----- SOURCE RECORDS

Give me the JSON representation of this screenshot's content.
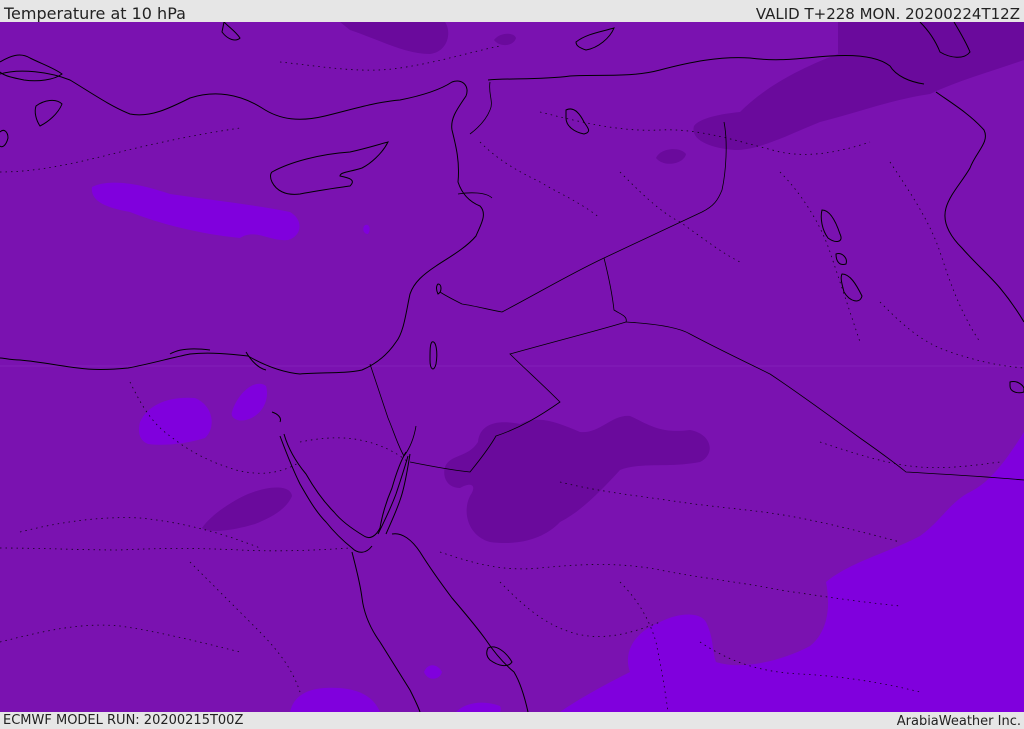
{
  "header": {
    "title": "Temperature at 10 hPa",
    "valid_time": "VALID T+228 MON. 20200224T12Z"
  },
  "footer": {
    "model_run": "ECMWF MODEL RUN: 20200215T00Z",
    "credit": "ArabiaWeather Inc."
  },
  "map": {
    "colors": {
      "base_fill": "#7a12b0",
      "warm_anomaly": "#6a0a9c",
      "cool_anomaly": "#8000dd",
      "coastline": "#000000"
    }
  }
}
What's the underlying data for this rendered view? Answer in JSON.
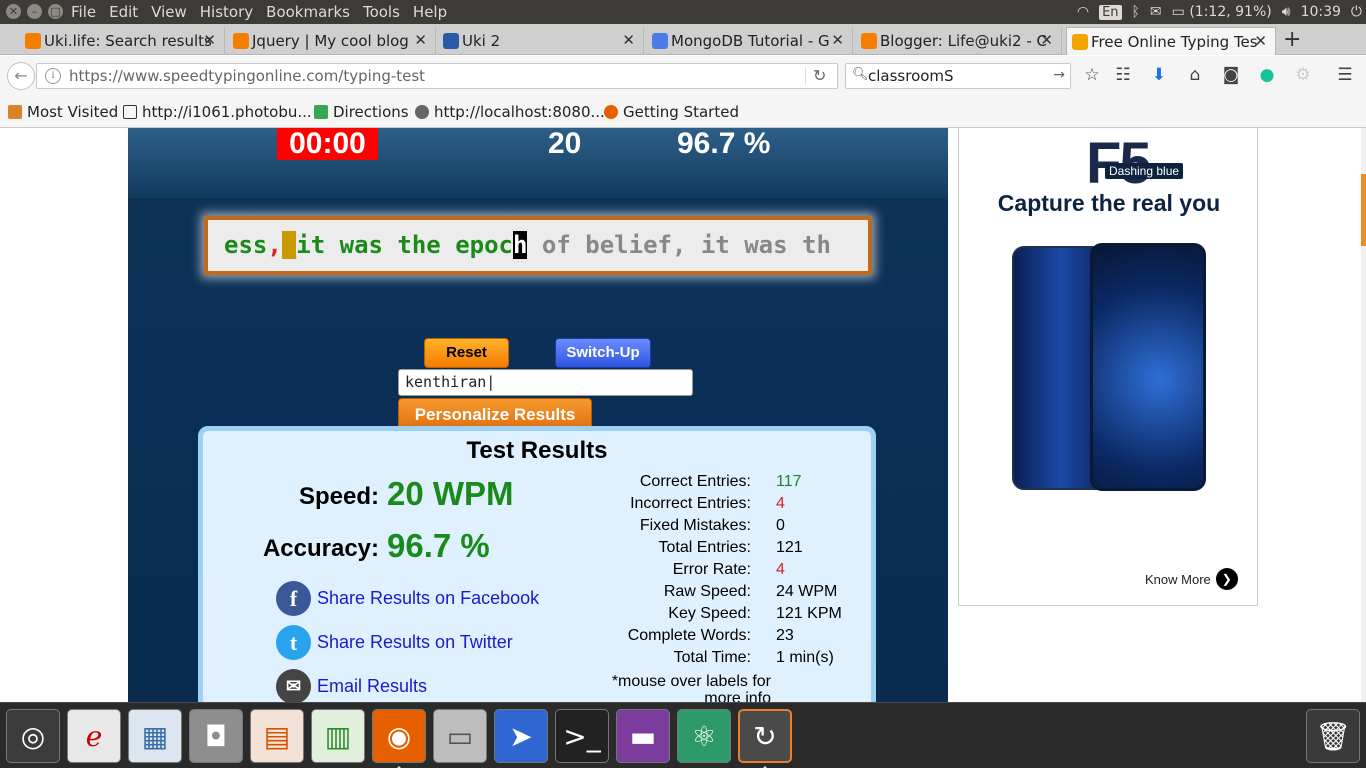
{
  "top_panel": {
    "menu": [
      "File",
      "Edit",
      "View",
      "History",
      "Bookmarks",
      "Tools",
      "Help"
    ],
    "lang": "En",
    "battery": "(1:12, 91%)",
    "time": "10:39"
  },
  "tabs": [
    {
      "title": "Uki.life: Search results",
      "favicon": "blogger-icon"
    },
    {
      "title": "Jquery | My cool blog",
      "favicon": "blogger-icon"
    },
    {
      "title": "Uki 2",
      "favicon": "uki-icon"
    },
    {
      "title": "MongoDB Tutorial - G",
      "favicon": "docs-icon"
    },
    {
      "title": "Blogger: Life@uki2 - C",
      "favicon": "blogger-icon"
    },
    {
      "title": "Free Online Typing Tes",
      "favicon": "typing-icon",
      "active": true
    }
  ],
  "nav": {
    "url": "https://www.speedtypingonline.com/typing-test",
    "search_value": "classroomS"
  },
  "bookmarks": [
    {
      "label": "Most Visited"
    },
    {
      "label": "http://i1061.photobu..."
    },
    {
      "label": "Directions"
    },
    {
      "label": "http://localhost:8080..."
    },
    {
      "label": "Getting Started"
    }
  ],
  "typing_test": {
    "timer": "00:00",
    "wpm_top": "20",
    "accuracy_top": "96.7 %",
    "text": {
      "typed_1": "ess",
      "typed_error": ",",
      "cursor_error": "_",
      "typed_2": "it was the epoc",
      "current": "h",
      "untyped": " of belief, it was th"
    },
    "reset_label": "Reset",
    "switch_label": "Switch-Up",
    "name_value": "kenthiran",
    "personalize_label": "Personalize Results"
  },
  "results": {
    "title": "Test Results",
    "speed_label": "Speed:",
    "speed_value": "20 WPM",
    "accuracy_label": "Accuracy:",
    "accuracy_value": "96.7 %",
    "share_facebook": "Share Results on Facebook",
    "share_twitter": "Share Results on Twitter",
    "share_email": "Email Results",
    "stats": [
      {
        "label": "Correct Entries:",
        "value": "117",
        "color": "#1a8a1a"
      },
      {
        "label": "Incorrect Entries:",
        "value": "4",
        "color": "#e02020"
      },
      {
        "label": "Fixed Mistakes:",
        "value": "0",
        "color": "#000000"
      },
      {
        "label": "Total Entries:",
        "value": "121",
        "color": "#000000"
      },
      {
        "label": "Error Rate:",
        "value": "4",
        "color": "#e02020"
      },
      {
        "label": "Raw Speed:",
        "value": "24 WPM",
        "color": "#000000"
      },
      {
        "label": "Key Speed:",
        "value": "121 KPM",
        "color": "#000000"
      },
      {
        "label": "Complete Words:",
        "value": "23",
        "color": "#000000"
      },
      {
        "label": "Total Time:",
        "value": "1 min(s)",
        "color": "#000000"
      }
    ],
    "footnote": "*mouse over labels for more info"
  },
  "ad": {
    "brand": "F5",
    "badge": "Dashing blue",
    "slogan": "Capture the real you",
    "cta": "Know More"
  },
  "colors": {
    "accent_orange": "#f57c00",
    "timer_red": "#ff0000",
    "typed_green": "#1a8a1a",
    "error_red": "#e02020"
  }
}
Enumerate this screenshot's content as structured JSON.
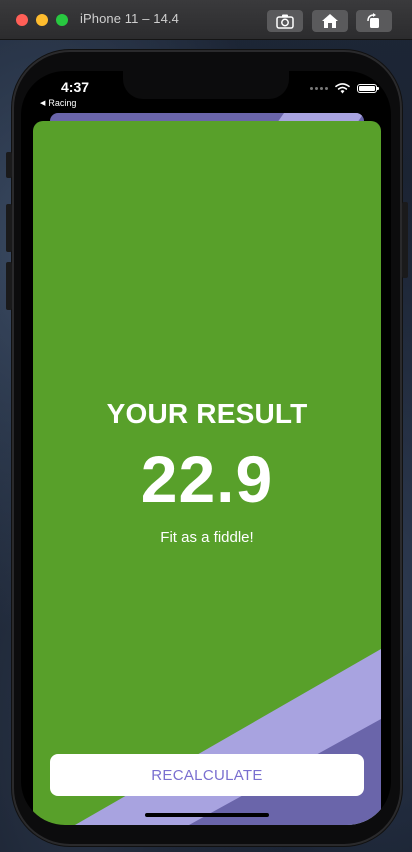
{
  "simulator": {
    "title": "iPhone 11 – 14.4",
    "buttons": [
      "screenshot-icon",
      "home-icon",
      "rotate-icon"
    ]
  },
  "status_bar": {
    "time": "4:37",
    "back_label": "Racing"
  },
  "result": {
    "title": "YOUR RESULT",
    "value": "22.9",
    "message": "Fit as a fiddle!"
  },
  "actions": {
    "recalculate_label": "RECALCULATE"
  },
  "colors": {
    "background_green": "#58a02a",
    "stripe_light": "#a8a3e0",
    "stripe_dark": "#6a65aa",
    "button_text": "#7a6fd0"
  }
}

----------
----- SOURCE RECORDS

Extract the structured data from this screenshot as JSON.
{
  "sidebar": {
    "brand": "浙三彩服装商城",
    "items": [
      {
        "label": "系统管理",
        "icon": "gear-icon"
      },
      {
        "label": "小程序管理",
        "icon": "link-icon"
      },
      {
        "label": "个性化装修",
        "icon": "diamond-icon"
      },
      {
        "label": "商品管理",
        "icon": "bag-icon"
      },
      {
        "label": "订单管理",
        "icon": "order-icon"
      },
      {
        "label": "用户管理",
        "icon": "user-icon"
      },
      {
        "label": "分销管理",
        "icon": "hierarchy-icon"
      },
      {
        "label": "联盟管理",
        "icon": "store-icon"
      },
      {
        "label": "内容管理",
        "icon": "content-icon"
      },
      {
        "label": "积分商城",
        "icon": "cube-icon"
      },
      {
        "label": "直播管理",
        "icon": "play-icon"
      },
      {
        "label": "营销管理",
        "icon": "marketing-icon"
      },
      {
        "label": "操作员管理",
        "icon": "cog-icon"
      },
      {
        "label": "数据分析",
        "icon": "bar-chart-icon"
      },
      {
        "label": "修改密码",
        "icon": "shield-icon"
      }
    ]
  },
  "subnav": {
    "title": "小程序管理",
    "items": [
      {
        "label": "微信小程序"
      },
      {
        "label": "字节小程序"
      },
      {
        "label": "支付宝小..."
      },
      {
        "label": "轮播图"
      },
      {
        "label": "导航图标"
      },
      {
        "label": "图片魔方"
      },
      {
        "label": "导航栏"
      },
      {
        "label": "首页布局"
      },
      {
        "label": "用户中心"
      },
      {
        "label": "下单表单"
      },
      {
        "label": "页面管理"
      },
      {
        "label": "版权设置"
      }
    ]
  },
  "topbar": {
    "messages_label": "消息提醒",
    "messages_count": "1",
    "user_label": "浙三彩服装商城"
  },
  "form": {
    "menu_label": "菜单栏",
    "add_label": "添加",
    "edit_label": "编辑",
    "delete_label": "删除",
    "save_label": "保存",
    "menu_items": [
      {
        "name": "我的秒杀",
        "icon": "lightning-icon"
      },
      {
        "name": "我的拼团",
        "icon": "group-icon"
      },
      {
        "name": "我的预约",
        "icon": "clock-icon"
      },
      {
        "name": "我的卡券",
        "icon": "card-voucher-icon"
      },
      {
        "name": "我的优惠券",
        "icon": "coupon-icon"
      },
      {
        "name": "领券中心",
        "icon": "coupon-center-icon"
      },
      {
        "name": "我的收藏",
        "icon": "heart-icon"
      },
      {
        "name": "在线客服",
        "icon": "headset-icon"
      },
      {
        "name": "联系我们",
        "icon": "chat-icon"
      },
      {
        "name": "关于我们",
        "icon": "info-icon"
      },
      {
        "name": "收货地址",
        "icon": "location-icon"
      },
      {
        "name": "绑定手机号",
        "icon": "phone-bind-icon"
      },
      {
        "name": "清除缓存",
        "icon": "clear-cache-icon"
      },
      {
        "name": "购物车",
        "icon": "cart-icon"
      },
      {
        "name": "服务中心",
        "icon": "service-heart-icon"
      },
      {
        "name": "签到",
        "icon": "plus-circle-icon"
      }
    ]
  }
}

----------

WHAT YOU WILL DO:
Using the records above, copy each line that contains "coupon".

REPLY TO THE TASK:
        "icon": "coupon-icon"
        "icon": "coupon-center-icon"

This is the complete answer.